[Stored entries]
## start

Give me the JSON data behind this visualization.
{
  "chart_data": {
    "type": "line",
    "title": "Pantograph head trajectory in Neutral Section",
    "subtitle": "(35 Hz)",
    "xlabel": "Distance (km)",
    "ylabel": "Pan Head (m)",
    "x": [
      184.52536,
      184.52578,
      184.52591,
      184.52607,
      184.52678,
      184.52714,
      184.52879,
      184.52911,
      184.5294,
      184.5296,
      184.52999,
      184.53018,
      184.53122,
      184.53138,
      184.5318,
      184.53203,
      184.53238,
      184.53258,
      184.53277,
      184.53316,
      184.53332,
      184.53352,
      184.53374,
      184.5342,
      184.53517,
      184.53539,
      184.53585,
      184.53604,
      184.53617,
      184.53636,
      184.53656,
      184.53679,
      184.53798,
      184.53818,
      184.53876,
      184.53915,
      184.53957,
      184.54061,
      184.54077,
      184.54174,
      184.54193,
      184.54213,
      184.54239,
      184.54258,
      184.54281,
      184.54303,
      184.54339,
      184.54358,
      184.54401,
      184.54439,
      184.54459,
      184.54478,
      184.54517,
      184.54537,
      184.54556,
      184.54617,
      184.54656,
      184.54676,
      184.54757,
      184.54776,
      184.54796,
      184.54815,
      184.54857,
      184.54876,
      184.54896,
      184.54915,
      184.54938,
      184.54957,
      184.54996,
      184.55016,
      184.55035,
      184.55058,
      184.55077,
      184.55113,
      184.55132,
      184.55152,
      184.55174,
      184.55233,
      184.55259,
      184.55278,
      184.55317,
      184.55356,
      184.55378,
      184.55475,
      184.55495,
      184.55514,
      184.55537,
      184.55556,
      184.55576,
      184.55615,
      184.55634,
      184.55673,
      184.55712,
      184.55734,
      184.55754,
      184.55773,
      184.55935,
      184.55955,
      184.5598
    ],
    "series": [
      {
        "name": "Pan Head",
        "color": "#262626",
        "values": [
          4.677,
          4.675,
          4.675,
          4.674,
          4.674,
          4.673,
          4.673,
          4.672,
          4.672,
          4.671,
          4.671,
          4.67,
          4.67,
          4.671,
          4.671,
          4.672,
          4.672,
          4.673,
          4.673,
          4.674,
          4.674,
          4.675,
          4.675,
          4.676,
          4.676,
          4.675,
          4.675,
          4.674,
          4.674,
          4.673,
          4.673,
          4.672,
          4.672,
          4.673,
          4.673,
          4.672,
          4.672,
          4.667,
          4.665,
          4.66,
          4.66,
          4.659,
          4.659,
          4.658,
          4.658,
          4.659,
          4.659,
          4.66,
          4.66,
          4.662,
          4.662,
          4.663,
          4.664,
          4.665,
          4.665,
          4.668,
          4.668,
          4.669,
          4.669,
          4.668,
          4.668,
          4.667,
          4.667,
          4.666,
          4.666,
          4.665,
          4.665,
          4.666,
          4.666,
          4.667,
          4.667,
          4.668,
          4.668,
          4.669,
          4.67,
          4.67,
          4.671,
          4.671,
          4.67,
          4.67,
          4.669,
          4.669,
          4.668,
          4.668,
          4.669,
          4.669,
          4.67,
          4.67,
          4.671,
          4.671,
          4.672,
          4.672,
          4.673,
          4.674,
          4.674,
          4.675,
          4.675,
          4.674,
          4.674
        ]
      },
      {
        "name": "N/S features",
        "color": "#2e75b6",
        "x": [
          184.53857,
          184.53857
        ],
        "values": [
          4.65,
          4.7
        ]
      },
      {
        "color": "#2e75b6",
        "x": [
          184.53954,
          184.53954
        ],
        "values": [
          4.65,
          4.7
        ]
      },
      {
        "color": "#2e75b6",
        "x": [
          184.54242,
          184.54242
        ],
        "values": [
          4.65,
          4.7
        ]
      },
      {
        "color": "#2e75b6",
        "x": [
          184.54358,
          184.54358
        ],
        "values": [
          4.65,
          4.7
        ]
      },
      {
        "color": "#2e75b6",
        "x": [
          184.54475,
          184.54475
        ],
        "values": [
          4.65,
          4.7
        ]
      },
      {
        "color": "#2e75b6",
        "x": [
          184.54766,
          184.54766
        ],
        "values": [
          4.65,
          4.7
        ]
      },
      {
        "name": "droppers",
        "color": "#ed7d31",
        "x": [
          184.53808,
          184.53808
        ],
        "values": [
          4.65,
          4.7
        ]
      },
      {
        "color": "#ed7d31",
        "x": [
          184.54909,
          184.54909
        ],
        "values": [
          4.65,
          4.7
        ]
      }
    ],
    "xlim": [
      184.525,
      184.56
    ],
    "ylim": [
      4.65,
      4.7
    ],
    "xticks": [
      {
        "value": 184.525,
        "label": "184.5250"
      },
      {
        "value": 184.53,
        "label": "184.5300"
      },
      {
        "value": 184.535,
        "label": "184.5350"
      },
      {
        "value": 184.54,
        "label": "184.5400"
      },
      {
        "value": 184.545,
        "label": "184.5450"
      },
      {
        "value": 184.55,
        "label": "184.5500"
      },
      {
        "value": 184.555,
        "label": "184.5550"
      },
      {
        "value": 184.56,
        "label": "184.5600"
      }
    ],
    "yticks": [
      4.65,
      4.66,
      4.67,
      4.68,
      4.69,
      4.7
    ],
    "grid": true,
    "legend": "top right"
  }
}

## end

Go over the data above and copy every line that has the word "name" in it.

** Output of the task **
        "name": "Pan Head",
        "name": "N/S features",
        "name": "droppers",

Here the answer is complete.